Bring together all lines of the material below that contain the string "Bagares".
------ INPUT RECORDS ------
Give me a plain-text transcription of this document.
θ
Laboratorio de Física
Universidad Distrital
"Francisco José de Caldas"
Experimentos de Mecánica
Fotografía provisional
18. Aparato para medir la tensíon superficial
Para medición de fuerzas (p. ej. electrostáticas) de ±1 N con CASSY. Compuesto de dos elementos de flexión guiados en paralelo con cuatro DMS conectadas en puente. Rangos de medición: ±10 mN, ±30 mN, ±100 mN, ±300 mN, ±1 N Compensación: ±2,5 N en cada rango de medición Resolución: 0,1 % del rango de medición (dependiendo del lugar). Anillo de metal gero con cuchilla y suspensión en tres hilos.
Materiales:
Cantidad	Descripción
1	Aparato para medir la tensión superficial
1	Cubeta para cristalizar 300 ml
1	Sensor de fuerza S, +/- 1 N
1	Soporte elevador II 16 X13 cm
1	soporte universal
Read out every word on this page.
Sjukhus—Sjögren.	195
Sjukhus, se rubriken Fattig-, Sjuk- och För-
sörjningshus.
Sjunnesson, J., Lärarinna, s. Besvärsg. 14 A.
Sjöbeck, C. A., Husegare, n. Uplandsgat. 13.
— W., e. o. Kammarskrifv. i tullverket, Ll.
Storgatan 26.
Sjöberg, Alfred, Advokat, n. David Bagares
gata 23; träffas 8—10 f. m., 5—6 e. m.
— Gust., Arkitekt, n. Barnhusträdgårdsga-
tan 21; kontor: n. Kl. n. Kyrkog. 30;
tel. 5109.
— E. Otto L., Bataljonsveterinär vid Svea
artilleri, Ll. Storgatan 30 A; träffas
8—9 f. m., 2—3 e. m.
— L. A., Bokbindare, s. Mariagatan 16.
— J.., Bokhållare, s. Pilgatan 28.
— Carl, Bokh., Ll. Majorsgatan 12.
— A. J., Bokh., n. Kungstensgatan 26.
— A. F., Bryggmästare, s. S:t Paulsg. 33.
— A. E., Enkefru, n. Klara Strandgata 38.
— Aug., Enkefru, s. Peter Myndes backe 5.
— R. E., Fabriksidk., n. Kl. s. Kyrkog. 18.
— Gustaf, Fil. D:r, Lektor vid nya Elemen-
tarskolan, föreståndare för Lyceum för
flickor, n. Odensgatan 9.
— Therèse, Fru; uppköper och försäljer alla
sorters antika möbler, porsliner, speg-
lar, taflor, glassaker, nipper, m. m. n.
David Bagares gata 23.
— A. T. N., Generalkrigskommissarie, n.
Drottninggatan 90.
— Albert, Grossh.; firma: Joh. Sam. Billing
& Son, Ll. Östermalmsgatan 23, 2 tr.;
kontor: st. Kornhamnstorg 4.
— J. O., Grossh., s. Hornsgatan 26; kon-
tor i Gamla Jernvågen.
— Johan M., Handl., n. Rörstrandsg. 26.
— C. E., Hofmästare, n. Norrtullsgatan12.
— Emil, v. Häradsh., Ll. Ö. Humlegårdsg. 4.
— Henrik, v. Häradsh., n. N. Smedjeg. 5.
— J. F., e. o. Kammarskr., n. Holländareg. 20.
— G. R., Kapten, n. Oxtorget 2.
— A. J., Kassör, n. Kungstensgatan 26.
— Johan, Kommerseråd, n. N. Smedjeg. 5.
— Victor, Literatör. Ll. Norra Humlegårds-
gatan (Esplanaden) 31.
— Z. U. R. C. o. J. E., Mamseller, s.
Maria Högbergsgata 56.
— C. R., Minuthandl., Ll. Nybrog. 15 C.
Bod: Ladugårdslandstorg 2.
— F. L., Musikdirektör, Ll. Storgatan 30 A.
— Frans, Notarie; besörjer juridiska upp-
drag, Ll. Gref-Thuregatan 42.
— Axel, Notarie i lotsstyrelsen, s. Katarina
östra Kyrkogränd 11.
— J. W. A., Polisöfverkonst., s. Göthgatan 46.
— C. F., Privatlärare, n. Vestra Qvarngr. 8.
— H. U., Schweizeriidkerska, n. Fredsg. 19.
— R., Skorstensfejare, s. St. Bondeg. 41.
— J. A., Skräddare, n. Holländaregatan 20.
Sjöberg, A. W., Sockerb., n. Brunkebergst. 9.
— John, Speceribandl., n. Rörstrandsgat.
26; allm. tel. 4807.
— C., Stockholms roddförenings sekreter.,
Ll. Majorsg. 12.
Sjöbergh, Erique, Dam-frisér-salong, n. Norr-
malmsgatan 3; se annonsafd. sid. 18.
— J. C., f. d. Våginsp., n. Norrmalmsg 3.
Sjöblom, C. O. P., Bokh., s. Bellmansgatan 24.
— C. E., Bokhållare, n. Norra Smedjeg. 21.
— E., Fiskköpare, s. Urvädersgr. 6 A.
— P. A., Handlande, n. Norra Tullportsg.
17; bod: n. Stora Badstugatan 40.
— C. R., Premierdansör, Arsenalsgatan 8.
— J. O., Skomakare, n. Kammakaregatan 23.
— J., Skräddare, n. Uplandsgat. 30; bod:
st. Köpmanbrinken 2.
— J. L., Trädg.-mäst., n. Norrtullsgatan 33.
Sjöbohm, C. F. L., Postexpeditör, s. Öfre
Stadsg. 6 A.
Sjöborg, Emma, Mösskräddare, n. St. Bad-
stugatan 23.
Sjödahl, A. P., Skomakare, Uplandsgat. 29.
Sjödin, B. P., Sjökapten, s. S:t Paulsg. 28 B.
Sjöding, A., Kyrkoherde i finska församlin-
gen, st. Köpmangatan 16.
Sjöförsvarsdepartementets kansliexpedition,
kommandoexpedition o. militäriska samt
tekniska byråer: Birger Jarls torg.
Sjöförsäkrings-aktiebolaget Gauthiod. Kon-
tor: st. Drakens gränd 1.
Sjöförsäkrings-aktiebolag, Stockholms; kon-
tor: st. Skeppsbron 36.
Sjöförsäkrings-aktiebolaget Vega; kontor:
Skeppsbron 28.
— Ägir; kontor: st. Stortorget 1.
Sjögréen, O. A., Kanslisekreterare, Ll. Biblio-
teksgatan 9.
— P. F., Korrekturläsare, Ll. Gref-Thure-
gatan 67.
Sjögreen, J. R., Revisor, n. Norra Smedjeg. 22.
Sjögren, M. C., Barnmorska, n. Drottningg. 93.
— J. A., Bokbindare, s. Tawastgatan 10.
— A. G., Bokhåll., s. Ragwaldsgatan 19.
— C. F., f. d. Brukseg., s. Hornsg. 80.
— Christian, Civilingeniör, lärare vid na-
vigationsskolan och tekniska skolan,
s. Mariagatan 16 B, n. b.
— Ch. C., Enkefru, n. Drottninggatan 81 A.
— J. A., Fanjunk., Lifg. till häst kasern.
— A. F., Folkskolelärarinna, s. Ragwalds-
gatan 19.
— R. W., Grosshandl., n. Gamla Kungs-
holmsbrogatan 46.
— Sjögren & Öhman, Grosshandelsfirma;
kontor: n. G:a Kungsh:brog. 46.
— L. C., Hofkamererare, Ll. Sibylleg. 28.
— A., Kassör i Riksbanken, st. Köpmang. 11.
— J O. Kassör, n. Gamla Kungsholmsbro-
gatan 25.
------
THE RESPONSE:
Sjöberg, Alfred, Advokat, n. David Bagares
David Bagares gata 23.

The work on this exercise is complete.